## Task goal
Copy each line of the data below exactly, leaving out pictures.

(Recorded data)

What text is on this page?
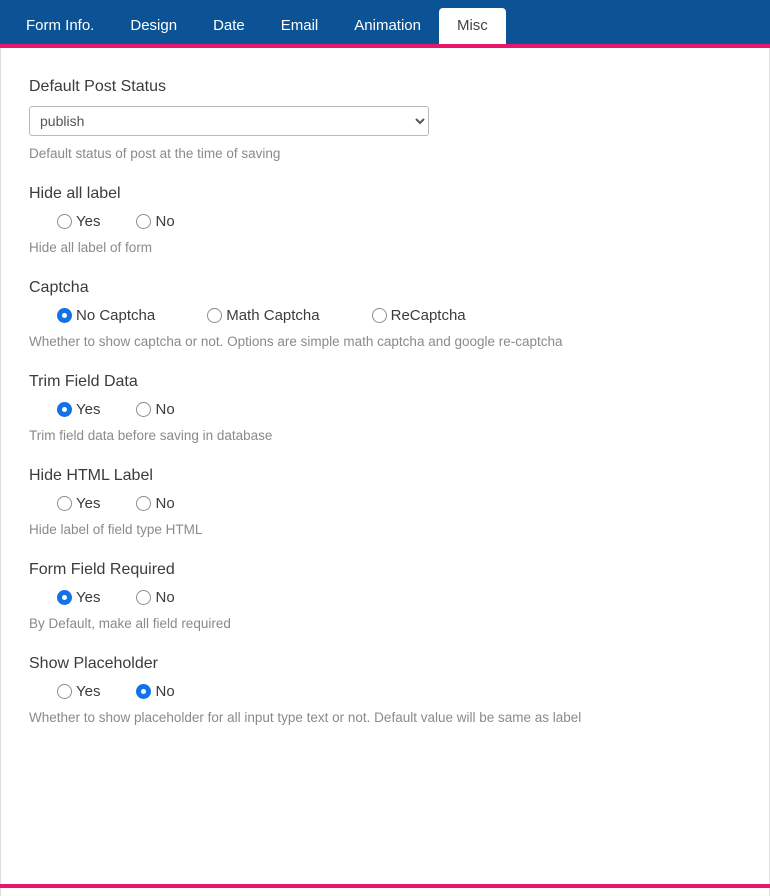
Form Info.	Design	Date	Email	Animation	Misc
Default Post Status
publish
Default status of post at the time of saving
Hide all label
Yes	No
Hide all label of form
Captcha
No Captcha	Math Captcha	ReCaptcha
Whether to show captcha or not. Options are simple math captcha and google re-captcha
Trim Field Data
Yes	No
Trim field data before saving in database
Hide HTML Label
Yes	No
Hide label of field type HTML
Form Field Required
Yes	No
By Default, make all field required
Show Placeholder
Yes	No
Whether to show placeholder for all input type text or not. Default value will be same as label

## The answer
What text is on this page?
Form Info.	Design	Date	Email	Animation	Misc
Default Post Status
publish
Default status of post at the time of saving
Hide all label
Yes	No
Hide all label of form
Captcha
No Captcha	Math Captcha	ReCaptcha
Whether to show captcha or not. Options are simple math captcha and google re-captcha
Trim Field Data
Yes	No
Trim field data before saving in database
Hide HTML Label
Yes	No
Hide label of field type HTML
Form Field Required
Yes	No
By Default, make all field required
Show Placeholder
Yes	No
Whether to show placeholder for all input type text or not. Default value will be same as label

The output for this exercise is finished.